Gather all lines in the data that hold the string "以实际日期为准".
****
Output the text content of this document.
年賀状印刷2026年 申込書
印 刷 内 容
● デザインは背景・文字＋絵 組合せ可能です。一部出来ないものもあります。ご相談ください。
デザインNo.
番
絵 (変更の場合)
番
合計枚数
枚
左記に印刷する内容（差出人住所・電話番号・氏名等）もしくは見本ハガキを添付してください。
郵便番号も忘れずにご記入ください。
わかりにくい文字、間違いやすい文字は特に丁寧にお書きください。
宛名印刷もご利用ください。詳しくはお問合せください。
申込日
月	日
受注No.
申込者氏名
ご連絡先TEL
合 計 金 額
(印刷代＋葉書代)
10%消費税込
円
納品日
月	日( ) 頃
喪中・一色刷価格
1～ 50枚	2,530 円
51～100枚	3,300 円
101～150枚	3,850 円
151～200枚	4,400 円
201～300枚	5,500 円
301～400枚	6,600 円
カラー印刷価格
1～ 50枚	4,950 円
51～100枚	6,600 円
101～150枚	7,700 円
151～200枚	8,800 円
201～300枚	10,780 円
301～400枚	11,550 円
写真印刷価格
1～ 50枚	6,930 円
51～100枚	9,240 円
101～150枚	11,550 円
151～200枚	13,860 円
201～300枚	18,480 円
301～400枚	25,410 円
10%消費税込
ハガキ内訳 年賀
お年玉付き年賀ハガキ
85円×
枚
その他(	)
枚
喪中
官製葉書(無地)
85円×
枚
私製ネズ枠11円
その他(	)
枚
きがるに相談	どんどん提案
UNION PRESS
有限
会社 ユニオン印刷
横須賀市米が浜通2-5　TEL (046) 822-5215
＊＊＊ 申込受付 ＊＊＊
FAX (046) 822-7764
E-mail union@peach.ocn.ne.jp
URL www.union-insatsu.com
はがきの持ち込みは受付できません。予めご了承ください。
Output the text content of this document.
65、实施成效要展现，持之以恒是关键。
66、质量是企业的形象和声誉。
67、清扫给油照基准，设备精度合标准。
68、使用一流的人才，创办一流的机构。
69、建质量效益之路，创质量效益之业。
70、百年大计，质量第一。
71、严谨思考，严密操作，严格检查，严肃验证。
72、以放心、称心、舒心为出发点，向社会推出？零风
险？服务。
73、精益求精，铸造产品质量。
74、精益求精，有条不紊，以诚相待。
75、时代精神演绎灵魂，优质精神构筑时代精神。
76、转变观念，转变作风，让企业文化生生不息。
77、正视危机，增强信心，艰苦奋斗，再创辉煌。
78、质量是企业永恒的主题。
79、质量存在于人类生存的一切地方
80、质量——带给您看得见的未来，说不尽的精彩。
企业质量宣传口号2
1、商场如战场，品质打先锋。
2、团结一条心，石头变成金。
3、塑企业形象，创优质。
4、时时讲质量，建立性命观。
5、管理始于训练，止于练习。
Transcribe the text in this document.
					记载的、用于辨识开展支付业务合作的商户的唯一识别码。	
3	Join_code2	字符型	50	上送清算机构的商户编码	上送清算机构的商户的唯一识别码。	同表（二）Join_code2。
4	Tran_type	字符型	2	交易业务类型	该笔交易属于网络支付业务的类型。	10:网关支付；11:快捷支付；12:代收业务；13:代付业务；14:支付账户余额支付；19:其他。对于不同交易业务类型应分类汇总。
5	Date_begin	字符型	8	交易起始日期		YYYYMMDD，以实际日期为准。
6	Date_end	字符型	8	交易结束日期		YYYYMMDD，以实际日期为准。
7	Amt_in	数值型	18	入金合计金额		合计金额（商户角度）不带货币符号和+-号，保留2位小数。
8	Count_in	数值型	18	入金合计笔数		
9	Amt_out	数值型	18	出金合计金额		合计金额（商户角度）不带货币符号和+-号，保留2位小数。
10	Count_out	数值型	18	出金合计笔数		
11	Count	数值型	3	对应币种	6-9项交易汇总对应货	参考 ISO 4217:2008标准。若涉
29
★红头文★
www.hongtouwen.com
****
Completed task:
5	Date_begin	字符型	8	交易起始日期		YYYYMMDD，以实际日期为准。
6	Date_end	字符型	8	交易结束日期		YYYYMMDD，以实际日期为准。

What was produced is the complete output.